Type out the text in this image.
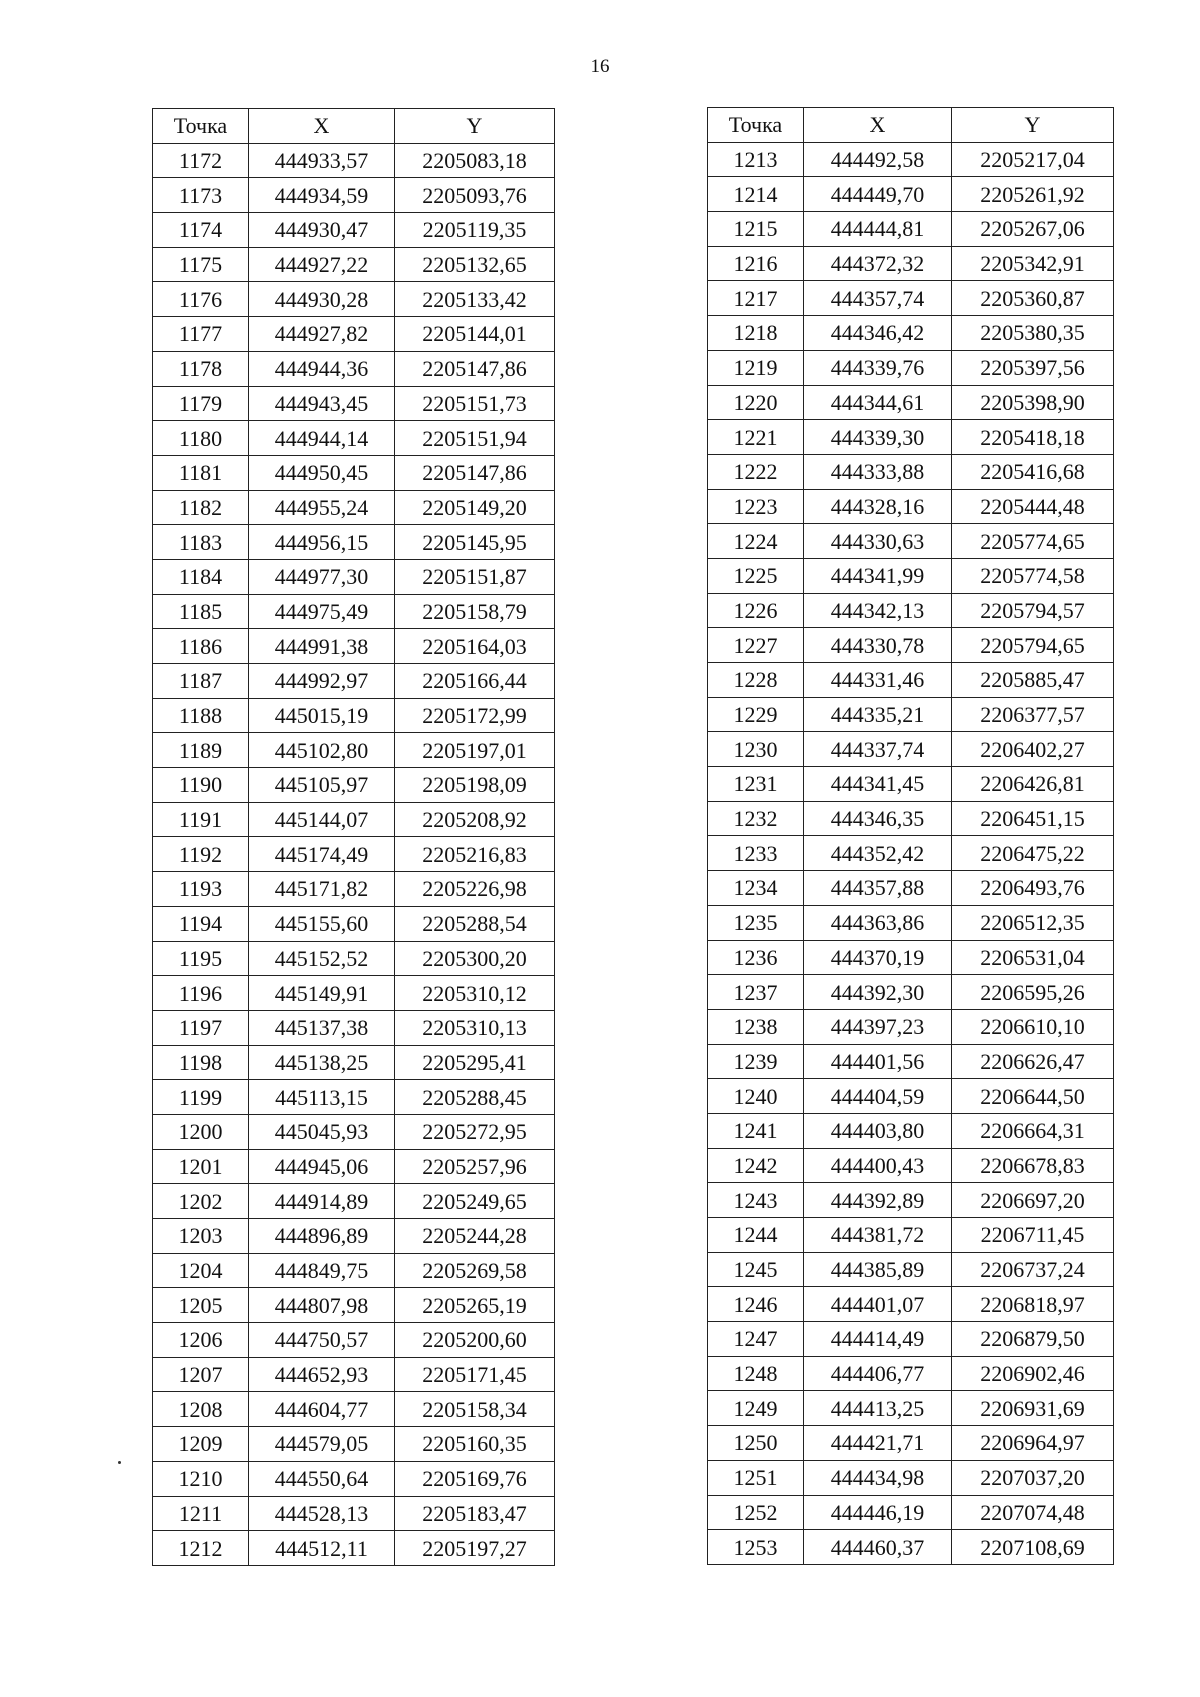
16
Точка	X	Y
1172	444933,57	2205083,18
1173	444934,59	2205093,76
1174	444930,47	2205119,35
1175	444927,22	2205132,65
1176	444930,28	2205133,42
1177	444927,82	2205144,01
1178	444944,36	2205147,86
1179	444943,45	2205151,73
1180	444944,14	2205151,94
1181	444950,45	2205147,86
1182	444955,24	2205149,20
1183	444956,15	2205145,95
1184	444977,30	2205151,87
1185	444975,49	2205158,79
1186	444991,38	2205164,03
1187	444992,97	2205166,44
1188	445015,19	2205172,99
1189	445102,80	2205197,01
1190	445105,97	2205198,09
1191	445144,07	2205208,92
1192	445174,49	2205216,83
1193	445171,82	2205226,98
1194	445155,60	2205288,54
1195	445152,52	2205300,20
1196	445149,91	2205310,12
1197	445137,38	2205310,13
1198	445138,25	2205295,41
1199	445113,15	2205288,45
1200	445045,93	2205272,95
1201	444945,06	2205257,96
1202	444914,89	2205249,65
1203	444896,89	2205244,28
1204	444849,75	2205269,58
1205	444807,98	2205265,19
1206	444750,57	2205200,60
1207	444652,93	2205171,45
1208	444604,77	2205158,34
1209	444579,05	2205160,35
1210	444550,64	2205169,76
1211	444528,13	2205183,47
1212	444512,11	2205197,27
Точка	X	Y
1213	444492,58	2205217,04
1214	444449,70	2205261,92
1215	444444,81	2205267,06
1216	444372,32	2205342,91
1217	444357,74	2205360,87
1218	444346,42	2205380,35
1219	444339,76	2205397,56
1220	444344,61	2205398,90
1221	444339,30	2205418,18
1222	444333,88	2205416,68
1223	444328,16	2205444,48
1224	444330,63	2205774,65
1225	444341,99	2205774,58
1226	444342,13	2205794,57
1227	444330,78	2205794,65
1228	444331,46	2205885,47
1229	444335,21	2206377,57
1230	444337,74	2206402,27
1231	444341,45	2206426,81
1232	444346,35	2206451,15
1233	444352,42	2206475,22
1234	444357,88	2206493,76
1235	444363,86	2206512,35
1236	444370,19	2206531,04
1237	444392,30	2206595,26
1238	444397,23	2206610,10
1239	444401,56	2206626,47
1240	444404,59	2206644,50
1241	444403,80	2206664,31
1242	444400,43	2206678,83
1243	444392,89	2206697,20
1244	444381,72	2206711,45
1245	444385,89	2206737,24
1246	444401,07	2206818,97
1247	444414,49	2206879,50
1248	444406,77	2206902,46
1249	444413,25	2206931,69
1250	444421,71	2206964,97
1251	444434,98	2207037,20
1252	444446,19	2207074,48
1253	444460,37	2207108,69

************

GIVEN REQUEST
Reproduce the listing word for word and omit its pictures.

IN RESPONSE
Type out the text in this image.
16
Точка	X	Y
1172	444933,57	2205083,18
1173	444934,59	2205093,76
1174	444930,47	2205119,35
1175	444927,22	2205132,65
1176	444930,28	2205133,42
1177	444927,82	2205144,01
1178	444944,36	2205147,86
1179	444943,45	2205151,73
1180	444944,14	2205151,94
1181	444950,45	2205147,86
1182	444955,24	2205149,20
1183	444956,15	2205145,95
1184	444977,30	2205151,87
1185	444975,49	2205158,79
1186	444991,38	2205164,03
1187	444992,97	2205166,44
1188	445015,19	2205172,99
1189	445102,80	2205197,01
1190	445105,97	2205198,09
1191	445144,07	2205208,92
1192	445174,49	2205216,83
1193	445171,82	2205226,98
1194	445155,60	2205288,54
1195	445152,52	2205300,20
1196	445149,91	2205310,12
1197	445137,38	2205310,13
1198	445138,25	2205295,41
1199	445113,15	2205288,45
1200	445045,93	2205272,95
1201	444945,06	2205257,96
1202	444914,89	2205249,65
1203	444896,89	2205244,28
1204	444849,75	2205269,58
1205	444807,98	2205265,19
1206	444750,57	2205200,60
1207	444652,93	2205171,45
1208	444604,77	2205158,34
1209	444579,05	2205160,35
1210	444550,64	2205169,76
1211	444528,13	2205183,47
1212	444512,11	2205197,27
Точка	X	Y
1213	444492,58	2205217,04
1214	444449,70	2205261,92
1215	444444,81	2205267,06
1216	444372,32	2205342,91
1217	444357,74	2205360,87
1218	444346,42	2205380,35
1219	444339,76	2205397,56
1220	444344,61	2205398,90
1221	444339,30	2205418,18
1222	444333,88	2205416,68
1223	444328,16	2205444,48
1224	444330,63	2205774,65
1225	444341,99	2205774,58
1226	444342,13	2205794,57
1227	444330,78	2205794,65
1228	444331,46	2205885,47
1229	444335,21	2206377,57
1230	444337,74	2206402,27
1231	444341,45	2206426,81
1232	444346,35	2206451,15
1233	444352,42	2206475,22
1234	444357,88	2206493,76
1235	444363,86	2206512,35
1236	444370,19	2206531,04
1237	444392,30	2206595,26
1238	444397,23	2206610,10
1239	444401,56	2206626,47
1240	444404,59	2206644,50
1241	444403,80	2206664,31
1242	444400,43	2206678,83
1243	444392,89	2206697,20
1244	444381,72	2206711,45
1245	444385,89	2206737,24
1246	444401,07	2206818,97
1247	444414,49	2206879,50
1248	444406,77	2206902,46
1249	444413,25	2206931,69
1250	444421,71	2206964,97
1251	444434,98	2207037,20
1252	444446,19	2207074,48
1253	444460,37	2207108,69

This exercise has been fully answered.